*Requirement*
Retype the complete listing exactly as it appears.

*Data for this exercise*
= = = = = = =

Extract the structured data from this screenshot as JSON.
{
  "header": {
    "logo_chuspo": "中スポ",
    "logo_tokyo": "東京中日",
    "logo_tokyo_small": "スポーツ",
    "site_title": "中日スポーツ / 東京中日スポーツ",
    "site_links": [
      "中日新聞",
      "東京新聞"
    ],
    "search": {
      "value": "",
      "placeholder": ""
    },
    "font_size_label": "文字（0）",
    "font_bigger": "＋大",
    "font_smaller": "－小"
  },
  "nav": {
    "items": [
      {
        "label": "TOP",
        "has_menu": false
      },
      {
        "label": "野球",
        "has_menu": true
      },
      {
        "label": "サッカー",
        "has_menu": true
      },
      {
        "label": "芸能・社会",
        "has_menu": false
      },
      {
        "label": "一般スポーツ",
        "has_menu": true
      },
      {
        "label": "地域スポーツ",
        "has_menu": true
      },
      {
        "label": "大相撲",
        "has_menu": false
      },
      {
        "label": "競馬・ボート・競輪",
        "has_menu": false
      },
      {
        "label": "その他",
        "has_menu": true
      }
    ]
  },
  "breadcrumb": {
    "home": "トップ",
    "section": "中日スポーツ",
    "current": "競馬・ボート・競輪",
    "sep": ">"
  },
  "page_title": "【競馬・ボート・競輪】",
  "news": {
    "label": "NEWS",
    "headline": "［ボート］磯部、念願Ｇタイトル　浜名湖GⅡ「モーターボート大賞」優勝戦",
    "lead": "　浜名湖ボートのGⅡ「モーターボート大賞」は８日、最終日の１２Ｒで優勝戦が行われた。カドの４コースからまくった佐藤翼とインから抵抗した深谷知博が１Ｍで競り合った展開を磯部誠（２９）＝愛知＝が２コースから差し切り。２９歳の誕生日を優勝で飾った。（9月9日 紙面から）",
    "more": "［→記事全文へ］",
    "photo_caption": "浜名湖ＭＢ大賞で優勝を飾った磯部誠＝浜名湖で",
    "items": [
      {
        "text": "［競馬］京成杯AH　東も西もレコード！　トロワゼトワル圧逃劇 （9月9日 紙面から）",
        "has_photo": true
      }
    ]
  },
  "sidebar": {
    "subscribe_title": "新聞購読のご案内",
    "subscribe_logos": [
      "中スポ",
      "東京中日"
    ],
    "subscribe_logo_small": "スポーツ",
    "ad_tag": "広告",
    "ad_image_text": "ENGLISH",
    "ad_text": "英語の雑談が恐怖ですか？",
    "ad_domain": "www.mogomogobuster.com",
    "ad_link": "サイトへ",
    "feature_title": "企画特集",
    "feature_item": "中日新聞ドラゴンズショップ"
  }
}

= = = = = = =

*The answer*
Extract the structured data from this screenshot as JSON.
{
  "header": {
    "logo_chuspo": "中スポ",
    "logo_tokyo": "東京中日",
    "logo_tokyo_small": "スポーツ",
    "site_title": "中日スポーツ / 東京中日スポーツ",
    "site_links": [
      "中日新聞",
      "東京新聞"
    ],
    "search": {
      "value": "",
      "placeholder": ""
    },
    "font_size_label": "文字（0）",
    "font_bigger": "＋大",
    "font_smaller": "－小"
  },
  "nav": {
    "items": [
      {
        "label": "TOP",
        "has_menu": false
      },
      {
        "label": "野球",
        "has_menu": true
      },
      {
        "label": "サッカー",
        "has_menu": true
      },
      {
        "label": "芸能・社会",
        "has_menu": false
      },
      {
        "label": "一般スポーツ",
        "has_menu": true
      },
      {
        "label": "地域スポーツ",
        "has_menu": true
      },
      {
        "label": "大相撲",
        "has_menu": false
      },
      {
        "label": "競馬・ボート・競輪",
        "has_menu": false
      },
      {
        "label": "その他",
        "has_menu": true
      }
    ]
  },
  "breadcrumb": {
    "home": "トップ",
    "section": "中日スポーツ",
    "current": "競馬・ボート・競輪",
    "sep": ">"
  },
  "page_title": "【競馬・ボート・競輪】",
  "news": {
    "label": "NEWS",
    "headline": "［ボート］磯部、念願Ｇタイトル　浜名湖GⅡ「モーターボート大賞」優勝戦",
    "lead": "　浜名湖ボートのGⅡ「モーターボート大賞」は８日、最終日の１２Ｒで優勝戦が行われた。カドの４コースからまくった佐藤翼とインから抵抗した深谷知博が１Ｍで競り合った展開を磯部誠（２９）＝愛知＝が２コースから差し切り。２９歳の誕生日を優勝で飾った。（9月9日 紙面から）",
    "more": "［→記事全文へ］",
    "photo_caption": "浜名湖ＭＢ大賞で優勝を飾った磯部誠＝浜名湖で",
    "items": [
      {
        "text": "［競馬］京成杯AH　東も西もレコード！　トロワゼトワル圧逃劇 （9月9日 紙面から）",
        "has_photo": true
      }
    ]
  },
  "sidebar": {
    "subscribe_title": "新聞購読のご案内",
    "subscribe_logos": [
      "中スポ",
      "東京中日"
    ],
    "subscribe_logo_small": "スポーツ",
    "ad_tag": "広告",
    "ad_image_text": "ENGLISH",
    "ad_text": "英語の雑談が恐怖ですか？",
    "ad_domain": "www.mogomogobuster.com",
    "ad_link": "サイトへ",
    "feature_title": "企画特集",
    "feature_item": "中日新聞ドラゴンズショップ"
  }
}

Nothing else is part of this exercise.